### Recorded data
__________

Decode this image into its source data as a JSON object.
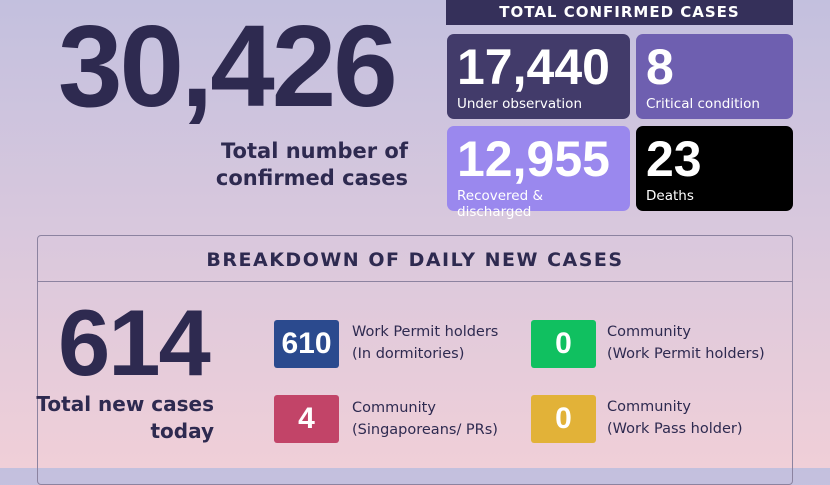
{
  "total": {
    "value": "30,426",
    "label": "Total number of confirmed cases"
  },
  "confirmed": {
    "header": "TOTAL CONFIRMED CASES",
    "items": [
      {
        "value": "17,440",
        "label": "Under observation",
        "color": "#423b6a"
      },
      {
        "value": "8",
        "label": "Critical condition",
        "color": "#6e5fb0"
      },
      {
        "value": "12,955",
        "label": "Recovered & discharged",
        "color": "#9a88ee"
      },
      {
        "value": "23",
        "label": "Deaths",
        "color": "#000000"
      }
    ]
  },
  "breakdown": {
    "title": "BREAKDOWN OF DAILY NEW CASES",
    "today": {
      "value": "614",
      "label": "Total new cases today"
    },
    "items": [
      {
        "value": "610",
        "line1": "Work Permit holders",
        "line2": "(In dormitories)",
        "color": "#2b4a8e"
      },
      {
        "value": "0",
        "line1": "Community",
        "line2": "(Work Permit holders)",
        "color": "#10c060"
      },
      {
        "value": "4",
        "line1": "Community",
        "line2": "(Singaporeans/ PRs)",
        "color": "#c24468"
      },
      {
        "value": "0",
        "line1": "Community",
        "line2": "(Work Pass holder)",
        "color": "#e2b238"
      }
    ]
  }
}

__________

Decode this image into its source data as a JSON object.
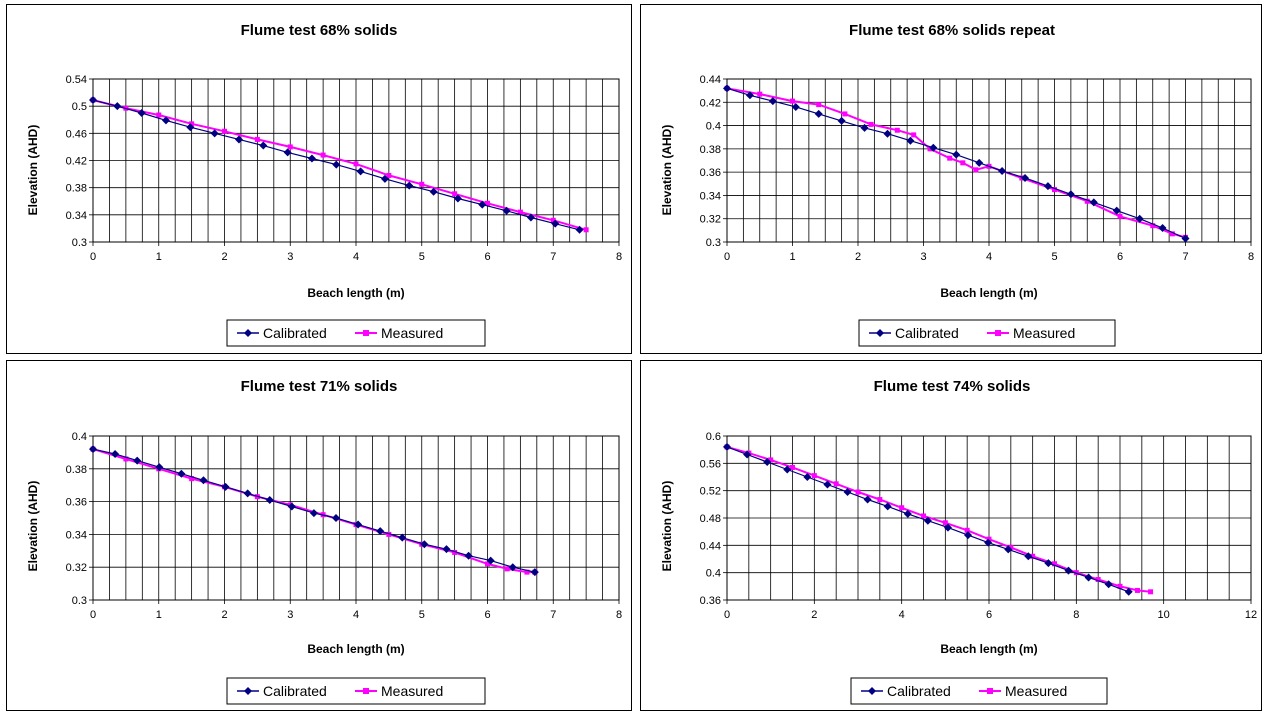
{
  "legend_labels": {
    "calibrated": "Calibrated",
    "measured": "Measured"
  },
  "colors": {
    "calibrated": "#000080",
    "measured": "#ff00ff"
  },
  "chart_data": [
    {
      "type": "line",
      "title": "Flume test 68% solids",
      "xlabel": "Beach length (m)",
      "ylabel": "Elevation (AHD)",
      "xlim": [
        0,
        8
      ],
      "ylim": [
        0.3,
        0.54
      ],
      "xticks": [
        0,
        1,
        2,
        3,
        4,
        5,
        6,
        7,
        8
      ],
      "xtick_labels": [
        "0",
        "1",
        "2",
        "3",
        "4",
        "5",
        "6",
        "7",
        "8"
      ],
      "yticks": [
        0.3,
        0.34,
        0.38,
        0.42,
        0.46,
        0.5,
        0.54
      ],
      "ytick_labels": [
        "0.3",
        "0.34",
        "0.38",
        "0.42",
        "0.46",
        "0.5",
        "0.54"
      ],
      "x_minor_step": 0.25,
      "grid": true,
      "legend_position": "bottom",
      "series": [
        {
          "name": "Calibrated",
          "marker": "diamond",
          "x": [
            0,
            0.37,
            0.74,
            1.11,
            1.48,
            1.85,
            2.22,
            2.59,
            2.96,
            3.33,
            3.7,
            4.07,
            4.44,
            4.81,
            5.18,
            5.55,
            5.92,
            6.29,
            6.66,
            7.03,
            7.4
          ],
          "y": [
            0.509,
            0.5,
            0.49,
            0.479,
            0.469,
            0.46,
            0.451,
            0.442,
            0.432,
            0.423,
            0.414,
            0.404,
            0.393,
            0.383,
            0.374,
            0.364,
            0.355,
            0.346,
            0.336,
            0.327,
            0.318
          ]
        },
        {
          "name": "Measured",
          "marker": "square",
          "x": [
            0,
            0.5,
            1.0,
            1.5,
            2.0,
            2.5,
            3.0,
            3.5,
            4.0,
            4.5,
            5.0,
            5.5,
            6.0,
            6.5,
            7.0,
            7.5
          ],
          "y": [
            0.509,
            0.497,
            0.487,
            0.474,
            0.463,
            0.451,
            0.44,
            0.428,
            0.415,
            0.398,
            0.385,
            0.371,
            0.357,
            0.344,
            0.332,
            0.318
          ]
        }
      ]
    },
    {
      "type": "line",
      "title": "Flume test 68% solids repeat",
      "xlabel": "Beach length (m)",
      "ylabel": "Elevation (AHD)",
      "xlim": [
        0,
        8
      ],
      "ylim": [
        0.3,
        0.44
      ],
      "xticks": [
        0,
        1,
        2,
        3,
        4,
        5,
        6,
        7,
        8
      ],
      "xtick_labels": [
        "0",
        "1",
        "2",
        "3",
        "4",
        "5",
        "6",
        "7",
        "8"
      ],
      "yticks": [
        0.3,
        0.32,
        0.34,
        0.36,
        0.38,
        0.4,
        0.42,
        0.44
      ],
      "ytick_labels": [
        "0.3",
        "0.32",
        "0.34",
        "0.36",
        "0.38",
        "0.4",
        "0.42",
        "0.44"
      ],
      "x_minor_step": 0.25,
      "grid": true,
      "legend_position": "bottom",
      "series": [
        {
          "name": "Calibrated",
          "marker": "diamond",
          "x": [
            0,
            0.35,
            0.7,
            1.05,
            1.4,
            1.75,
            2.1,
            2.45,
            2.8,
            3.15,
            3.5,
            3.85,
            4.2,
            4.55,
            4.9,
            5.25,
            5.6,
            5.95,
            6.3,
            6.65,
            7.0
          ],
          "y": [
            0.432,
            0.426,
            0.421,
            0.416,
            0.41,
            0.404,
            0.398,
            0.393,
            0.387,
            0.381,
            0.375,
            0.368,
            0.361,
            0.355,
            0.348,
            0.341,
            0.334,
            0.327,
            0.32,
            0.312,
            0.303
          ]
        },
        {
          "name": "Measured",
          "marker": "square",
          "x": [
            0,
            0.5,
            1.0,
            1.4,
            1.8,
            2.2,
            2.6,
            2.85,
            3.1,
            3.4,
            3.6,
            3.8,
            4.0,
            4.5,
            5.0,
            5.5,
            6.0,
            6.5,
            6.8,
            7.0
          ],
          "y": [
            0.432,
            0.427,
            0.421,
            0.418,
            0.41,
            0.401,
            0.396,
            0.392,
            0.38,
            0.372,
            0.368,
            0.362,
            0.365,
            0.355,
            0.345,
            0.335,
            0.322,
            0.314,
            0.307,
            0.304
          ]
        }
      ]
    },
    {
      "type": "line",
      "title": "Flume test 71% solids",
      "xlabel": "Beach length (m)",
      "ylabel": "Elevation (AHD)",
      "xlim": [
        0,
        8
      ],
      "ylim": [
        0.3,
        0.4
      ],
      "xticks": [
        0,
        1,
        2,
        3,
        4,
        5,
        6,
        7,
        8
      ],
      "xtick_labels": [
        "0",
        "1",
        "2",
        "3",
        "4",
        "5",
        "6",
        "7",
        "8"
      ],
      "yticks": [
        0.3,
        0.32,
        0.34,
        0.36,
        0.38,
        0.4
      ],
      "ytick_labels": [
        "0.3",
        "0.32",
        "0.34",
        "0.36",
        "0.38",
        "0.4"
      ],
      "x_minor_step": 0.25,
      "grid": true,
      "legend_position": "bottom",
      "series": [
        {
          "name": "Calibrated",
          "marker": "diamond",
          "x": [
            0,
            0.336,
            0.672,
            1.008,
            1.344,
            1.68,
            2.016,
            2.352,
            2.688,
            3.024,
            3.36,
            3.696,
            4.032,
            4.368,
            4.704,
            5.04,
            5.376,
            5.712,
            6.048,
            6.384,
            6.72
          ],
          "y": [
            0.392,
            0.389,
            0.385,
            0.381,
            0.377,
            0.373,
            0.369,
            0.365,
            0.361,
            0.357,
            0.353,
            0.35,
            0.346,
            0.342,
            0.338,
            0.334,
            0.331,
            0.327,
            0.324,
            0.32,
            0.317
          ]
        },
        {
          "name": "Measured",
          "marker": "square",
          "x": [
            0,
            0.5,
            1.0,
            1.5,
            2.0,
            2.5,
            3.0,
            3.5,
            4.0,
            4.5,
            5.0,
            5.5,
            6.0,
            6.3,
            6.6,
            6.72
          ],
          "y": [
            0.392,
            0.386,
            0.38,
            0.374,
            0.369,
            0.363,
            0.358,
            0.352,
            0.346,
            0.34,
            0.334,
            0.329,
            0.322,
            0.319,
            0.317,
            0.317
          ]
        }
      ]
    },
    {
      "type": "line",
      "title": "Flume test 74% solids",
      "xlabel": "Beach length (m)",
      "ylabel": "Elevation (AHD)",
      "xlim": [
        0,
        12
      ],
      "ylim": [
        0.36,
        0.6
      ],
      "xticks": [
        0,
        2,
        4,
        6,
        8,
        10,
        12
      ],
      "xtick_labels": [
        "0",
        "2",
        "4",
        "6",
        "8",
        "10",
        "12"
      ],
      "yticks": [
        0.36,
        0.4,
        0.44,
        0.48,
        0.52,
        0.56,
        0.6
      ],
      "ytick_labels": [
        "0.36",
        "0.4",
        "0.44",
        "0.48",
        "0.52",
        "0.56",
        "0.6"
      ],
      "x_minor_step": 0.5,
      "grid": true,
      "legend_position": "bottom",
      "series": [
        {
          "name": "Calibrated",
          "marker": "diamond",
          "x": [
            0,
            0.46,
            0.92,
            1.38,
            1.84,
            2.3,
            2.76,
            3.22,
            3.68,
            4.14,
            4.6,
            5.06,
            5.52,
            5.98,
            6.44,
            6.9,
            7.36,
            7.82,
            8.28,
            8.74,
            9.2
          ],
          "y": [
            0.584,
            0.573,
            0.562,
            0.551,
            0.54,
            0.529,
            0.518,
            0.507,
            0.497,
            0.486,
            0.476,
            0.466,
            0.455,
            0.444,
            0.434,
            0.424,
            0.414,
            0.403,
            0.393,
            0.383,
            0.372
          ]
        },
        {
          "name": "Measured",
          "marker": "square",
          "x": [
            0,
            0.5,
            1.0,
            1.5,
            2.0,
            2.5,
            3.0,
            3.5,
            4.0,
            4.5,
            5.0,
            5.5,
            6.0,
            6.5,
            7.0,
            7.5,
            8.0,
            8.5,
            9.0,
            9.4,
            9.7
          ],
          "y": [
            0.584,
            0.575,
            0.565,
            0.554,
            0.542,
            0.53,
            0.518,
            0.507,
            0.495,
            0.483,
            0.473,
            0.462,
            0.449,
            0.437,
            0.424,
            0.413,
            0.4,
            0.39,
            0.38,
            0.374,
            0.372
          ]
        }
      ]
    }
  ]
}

__________

### Task to complete
Copy out every line from the material above in which the word "Work" appears.

### Output for this task
        "line1": "Work Permit holders",
        "line2": "(Work Permit holders)",
        "line2": "(Work Pass holder)",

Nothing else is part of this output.